### Challenge
Check every line of the material below for the string "left", and return the ones that have it.

(Some records)
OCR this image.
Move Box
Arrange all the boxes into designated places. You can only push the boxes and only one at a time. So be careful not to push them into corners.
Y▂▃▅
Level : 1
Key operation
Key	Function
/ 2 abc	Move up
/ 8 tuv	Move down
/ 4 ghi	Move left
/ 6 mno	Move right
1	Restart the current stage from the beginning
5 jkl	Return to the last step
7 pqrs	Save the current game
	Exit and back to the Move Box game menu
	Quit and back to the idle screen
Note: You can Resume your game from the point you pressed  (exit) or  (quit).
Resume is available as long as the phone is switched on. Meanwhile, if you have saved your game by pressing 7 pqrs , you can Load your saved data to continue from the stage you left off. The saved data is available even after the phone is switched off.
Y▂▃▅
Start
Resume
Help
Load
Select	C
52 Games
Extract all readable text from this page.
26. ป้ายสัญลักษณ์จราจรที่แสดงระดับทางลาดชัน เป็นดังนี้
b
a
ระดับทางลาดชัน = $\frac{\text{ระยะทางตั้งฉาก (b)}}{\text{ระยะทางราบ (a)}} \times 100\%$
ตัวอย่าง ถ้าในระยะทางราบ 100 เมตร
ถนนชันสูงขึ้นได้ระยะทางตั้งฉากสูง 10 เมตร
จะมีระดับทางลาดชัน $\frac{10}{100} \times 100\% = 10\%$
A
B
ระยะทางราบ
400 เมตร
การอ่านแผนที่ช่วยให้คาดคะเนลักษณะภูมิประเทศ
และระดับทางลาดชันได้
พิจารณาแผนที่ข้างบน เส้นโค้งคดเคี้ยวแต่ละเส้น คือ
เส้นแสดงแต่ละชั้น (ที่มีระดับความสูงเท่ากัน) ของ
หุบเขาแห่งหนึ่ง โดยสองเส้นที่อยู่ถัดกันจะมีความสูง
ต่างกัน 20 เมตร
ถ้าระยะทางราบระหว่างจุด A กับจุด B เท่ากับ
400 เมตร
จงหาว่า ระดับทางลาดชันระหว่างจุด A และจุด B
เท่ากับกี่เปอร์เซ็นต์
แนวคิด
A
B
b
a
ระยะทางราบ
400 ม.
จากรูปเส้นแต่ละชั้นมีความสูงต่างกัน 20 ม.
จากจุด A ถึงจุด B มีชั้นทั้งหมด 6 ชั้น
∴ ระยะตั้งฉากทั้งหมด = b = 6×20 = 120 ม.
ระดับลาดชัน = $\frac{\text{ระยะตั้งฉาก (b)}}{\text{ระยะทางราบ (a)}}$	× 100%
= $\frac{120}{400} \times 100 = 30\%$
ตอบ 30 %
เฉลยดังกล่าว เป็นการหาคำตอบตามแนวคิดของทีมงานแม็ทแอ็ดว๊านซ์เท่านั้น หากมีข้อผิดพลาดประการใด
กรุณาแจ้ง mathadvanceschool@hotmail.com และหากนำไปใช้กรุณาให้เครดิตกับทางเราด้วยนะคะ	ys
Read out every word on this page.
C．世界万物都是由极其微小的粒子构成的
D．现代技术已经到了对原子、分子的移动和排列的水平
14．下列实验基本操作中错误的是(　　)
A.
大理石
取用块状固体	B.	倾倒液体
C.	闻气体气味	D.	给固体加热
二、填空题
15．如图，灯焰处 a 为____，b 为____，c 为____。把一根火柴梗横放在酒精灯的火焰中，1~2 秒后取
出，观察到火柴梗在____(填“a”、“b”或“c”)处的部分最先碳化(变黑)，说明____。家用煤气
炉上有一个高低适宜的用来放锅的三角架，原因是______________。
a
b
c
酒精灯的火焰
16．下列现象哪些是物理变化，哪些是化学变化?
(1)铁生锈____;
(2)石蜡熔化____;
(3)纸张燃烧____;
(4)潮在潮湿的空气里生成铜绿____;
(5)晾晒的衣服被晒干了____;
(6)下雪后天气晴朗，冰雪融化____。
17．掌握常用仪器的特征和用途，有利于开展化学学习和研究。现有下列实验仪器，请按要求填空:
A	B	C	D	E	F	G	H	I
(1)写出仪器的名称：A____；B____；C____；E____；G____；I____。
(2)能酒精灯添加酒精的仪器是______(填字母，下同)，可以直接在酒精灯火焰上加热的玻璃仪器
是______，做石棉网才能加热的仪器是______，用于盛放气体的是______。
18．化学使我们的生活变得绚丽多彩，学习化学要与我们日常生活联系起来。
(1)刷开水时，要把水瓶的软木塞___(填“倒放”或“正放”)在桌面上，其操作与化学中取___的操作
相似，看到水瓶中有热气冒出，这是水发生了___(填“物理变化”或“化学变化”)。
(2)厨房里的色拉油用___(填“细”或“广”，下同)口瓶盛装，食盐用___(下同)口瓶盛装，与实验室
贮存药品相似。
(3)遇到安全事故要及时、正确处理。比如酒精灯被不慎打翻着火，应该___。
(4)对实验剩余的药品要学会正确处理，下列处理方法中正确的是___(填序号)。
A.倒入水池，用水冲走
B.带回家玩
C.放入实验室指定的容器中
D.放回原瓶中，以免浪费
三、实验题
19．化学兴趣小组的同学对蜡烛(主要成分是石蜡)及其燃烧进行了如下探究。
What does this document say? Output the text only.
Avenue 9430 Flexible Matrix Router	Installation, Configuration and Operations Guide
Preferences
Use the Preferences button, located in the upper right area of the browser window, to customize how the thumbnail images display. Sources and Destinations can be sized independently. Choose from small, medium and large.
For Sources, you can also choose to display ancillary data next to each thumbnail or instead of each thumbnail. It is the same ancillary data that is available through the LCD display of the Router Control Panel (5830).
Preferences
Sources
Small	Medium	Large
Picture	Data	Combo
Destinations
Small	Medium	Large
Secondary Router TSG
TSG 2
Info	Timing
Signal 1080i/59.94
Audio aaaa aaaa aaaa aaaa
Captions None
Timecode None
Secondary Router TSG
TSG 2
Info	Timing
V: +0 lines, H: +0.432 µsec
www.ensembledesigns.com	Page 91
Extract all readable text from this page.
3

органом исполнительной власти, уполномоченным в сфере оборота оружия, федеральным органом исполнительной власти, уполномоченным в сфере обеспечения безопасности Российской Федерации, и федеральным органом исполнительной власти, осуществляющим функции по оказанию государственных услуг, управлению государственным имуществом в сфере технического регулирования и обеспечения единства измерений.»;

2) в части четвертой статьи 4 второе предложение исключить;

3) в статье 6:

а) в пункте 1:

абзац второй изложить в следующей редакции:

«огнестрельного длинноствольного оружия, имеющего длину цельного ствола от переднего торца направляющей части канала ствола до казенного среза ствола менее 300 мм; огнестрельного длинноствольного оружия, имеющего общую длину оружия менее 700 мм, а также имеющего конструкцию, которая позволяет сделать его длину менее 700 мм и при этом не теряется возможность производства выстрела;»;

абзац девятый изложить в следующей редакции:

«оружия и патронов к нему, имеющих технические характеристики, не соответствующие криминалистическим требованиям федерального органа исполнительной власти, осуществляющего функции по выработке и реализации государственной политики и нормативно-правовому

### Result for this task
/ 4 ghi	Move left
Resume is available as long as the phone is switched on. Meanwhile, if you have saved your game by pressing 7 pqrs , you can Load your saved data to continue from the stage you left off. The saved data is available even after the phone is switched off.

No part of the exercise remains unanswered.